**Exercise objective**:
Output every line below exactly.
..............................
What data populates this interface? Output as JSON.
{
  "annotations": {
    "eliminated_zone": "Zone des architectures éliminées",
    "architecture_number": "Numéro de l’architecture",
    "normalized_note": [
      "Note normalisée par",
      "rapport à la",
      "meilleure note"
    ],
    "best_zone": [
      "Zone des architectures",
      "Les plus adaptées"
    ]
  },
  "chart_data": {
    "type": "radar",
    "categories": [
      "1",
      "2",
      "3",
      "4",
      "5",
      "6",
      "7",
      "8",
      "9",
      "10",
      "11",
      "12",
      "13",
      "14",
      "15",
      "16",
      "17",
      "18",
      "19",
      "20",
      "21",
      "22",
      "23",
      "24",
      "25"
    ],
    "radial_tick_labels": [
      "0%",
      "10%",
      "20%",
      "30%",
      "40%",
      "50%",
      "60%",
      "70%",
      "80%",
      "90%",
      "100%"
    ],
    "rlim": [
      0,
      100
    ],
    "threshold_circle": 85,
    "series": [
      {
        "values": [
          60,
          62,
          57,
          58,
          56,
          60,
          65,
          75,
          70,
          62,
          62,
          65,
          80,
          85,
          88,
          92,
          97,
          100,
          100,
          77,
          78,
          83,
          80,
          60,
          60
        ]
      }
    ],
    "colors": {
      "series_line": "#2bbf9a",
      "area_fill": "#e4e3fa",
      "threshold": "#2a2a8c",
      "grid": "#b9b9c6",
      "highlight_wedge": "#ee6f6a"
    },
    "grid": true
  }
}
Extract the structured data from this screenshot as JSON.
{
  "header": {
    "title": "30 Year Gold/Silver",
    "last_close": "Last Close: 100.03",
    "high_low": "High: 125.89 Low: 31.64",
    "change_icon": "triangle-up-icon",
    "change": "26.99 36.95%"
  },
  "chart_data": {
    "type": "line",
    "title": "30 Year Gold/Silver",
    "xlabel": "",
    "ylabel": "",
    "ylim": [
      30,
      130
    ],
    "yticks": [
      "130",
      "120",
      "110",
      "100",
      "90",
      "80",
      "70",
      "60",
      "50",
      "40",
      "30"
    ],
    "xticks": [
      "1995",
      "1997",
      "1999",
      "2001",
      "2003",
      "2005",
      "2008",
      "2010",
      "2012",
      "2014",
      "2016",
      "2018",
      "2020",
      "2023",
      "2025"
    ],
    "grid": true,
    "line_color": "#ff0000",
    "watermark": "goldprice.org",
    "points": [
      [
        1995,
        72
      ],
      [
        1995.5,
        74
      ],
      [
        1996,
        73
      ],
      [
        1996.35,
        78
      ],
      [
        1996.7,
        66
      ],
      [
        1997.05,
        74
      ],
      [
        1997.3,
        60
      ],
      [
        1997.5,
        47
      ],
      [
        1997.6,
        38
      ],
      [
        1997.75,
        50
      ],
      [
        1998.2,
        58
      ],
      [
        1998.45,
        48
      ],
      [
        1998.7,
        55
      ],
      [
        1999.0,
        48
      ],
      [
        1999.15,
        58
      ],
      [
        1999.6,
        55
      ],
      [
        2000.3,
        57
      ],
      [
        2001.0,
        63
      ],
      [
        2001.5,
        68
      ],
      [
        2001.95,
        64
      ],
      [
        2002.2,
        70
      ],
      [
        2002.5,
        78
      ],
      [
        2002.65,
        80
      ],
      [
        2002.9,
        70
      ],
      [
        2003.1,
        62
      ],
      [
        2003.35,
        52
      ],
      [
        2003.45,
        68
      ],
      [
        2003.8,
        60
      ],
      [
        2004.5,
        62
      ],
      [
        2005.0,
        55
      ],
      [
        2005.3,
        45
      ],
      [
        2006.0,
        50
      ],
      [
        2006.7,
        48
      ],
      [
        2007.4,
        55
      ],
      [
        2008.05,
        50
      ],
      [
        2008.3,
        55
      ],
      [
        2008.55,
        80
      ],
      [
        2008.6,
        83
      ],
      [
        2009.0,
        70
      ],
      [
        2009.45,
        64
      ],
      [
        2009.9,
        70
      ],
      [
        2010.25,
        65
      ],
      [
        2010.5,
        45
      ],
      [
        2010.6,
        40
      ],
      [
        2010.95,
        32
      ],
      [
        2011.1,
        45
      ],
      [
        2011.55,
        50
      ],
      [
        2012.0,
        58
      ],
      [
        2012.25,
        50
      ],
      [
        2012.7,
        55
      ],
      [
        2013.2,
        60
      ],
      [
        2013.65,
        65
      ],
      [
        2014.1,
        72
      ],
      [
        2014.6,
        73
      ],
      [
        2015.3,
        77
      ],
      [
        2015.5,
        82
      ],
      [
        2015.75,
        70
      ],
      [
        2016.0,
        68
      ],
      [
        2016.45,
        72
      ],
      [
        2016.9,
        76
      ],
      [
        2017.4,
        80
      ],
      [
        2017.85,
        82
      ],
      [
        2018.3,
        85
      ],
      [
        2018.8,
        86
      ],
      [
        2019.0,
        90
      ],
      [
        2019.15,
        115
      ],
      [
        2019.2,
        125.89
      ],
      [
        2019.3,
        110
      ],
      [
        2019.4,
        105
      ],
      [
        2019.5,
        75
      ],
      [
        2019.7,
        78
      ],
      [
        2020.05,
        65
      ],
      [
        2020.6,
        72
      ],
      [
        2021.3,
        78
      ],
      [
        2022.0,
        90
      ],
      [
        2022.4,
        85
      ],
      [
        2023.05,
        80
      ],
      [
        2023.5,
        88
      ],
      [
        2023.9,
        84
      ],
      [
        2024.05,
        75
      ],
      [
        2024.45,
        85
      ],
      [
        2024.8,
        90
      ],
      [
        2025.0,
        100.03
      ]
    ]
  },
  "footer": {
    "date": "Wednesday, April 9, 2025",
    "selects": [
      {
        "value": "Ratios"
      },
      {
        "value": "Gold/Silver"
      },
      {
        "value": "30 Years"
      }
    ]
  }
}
..............................
**Task answer**:
What data populates this interface? Output as JSON.
{
  "annotations": {
    "eliminated_zone": "Zone des architectures éliminées",
    "architecture_number": "Numéro de l’architecture",
    "normalized_note": [
      "Note normalisée par",
      "rapport à la",
      "meilleure note"
    ],
    "best_zone": [
      "Zone des architectures",
      "Les plus adaptées"
    ]
  },
  "chart_data": {
    "type": "radar",
    "categories": [
      "1",
      "2",
      "3",
      "4",
      "5",
      "6",
      "7",
      "8",
      "9",
      "10",
      "11",
      "12",
      "13",
      "14",
      "15",
      "16",
      "17",
      "18",
      "19",
      "20",
      "21",
      "22",
      "23",
      "24",
      "25"
    ],
    "radial_tick_labels": [
      "0%",
      "10%",
      "20%",
      "30%",
      "40%",
      "50%",
      "60%",
      "70%",
      "80%",
      "90%",
      "100%"
    ],
    "rlim": [
      0,
      100
    ],
    "threshold_circle": 85,
    "series": [
      {
        "values": [
          60,
          62,
          57,
          58,
          56,
          60,
          65,
          75,
          70,
          62,
          62,
          65,
          80,
          85,
          88,
          92,
          97,
          100,
          100,
          77,
          78,
          83,
          80,
          60,
          60
        ]
      }
    ],
    "colors": {
      "series_line": "#2bbf9a",
      "area_fill": "#e4e3fa",
      "threshold": "#2a2a8c",
      "grid": "#b9b9c6",
      "highlight_wedge": "#ee6f6a"
    },
    "grid": true
  }
}
Extract the structured data from this screenshot as JSON.
{
  "header": {
    "title": "30 Year Gold/Silver",
    "last_close": "Last Close: 100.03",
    "high_low": "High: 125.89 Low: 31.64",
    "change_icon": "triangle-up-icon",
    "change": "26.99 36.95%"
  },
  "chart_data": {
    "type": "line",
    "title": "30 Year Gold/Silver",
    "xlabel": "",
    "ylabel": "",
    "ylim": [
      30,
      130
    ],
    "yticks": [
      "130",
      "120",
      "110",
      "100",
      "90",
      "80",
      "70",
      "60",
      "50",
      "40",
      "30"
    ],
    "xticks": [
      "1995",
      "1997",
      "1999",
      "2001",
      "2003",
      "2005",
      "2008",
      "2010",
      "2012",
      "2014",
      "2016",
      "2018",
      "2020",
      "2023",
      "2025"
    ],
    "grid": true,
    "line_color": "#ff0000",
    "watermark": "goldprice.org",
    "points": [
      [
        1995,
        72
      ],
      [
        1995.5,
        74
      ],
      [
        1996,
        73
      ],
      [
        1996.35,
        78
      ],
      [
        1996.7,
        66
      ],
      [
        1997.05,
        74
      ],
      [
        1997.3,
        60
      ],
      [
        1997.5,
        47
      ],
      [
        1997.6,
        38
      ],
      [
        1997.75,
        50
      ],
      [
        1998.2,
        58
      ],
      [
        1998.45,
        48
      ],
      [
        1998.7,
        55
      ],
      [
        1999.0,
        48
      ],
      [
        1999.15,
        58
      ],
      [
        1999.6,
        55
      ],
      [
        2000.3,
        57
      ],
      [
        2001.0,
        63
      ],
      [
        2001.5,
        68
      ],
      [
        2001.95,
        64
      ],
      [
        2002.2,
        70
      ],
      [
        2002.5,
        78
      ],
      [
        2002.65,
        80
      ],
      [
        2002.9,
        70
      ],
      [
        2003.1,
        62
      ],
      [
        2003.35,
        52
      ],
      [
        2003.45,
        68
      ],
      [
        2003.8,
        60
      ],
      [
        2004.5,
        62
      ],
      [
        2005.0,
        55
      ],
      [
        2005.3,
        45
      ],
      [
        2006.0,
        50
      ],
      [
        2006.7,
        48
      ],
      [
        2007.4,
        55
      ],
      [
        2008.05,
        50
      ],
      [
        2008.3,
        55
      ],
      [
        2008.55,
        80
      ],
      [
        2008.6,
        83
      ],
      [
        2009.0,
        70
      ],
      [
        2009.45,
        64
      ],
      [
        2009.9,
        70
      ],
      [
        2010.25,
        65
      ],
      [
        2010.5,
        45
      ],
      [
        2010.6,
        40
      ],
      [
        2010.95,
        32
      ],
      [
        2011.1,
        45
      ],
      [
        2011.55,
        50
      ],
      [
        2012.0,
        58
      ],
      [
        2012.25,
        50
      ],
      [
        2012.7,
        55
      ],
      [
        2013.2,
        60
      ],
      [
        2013.65,
        65
      ],
      [
        2014.1,
        72
      ],
      [
        2014.6,
        73
      ],
      [
        2015.3,
        77
      ],
      [
        2015.5,
        82
      ],
      [
        2015.75,
        70
      ],
      [
        2016.0,
        68
      ],
      [
        2016.45,
        72
      ],
      [
        2016.9,
        76
      ],
      [
        2017.4,
        80
      ],
      [
        2017.85,
        82
      ],
      [
        2018.3,
        85
      ],
      [
        2018.8,
        86
      ],
      [
        2019.0,
        90
      ],
      [
        2019.15,
        115
      ],
      [
        2019.2,
        125.89
      ],
      [
        2019.3,
        110
      ],
      [
        2019.4,
        105
      ],
      [
        2019.5,
        75
      ],
      [
        2019.7,
        78
      ],
      [
        2020.05,
        65
      ],
      [
        2020.6,
        72
      ],
      [
        2021.3,
        78
      ],
      [
        2022.0,
        90
      ],
      [
        2022.4,
        85
      ],
      [
        2023.05,
        80
      ],
      [
        2023.5,
        88
      ],
      [
        2023.9,
        84
      ],
      [
        2024.05,
        75
      ],
      [
        2024.45,
        85
      ],
      [
        2024.8,
        90
      ],
      [
        2025.0,
        100.03
      ]
    ]
  },
  "footer": {
    "date": "Wednesday, April 9, 2025",
    "selects": [
      {
        "value": "Ratios"
      },
      {
        "value": "Gold/Silver"
      },
      {
        "value": "30 Years"
      }
    ]
  }
}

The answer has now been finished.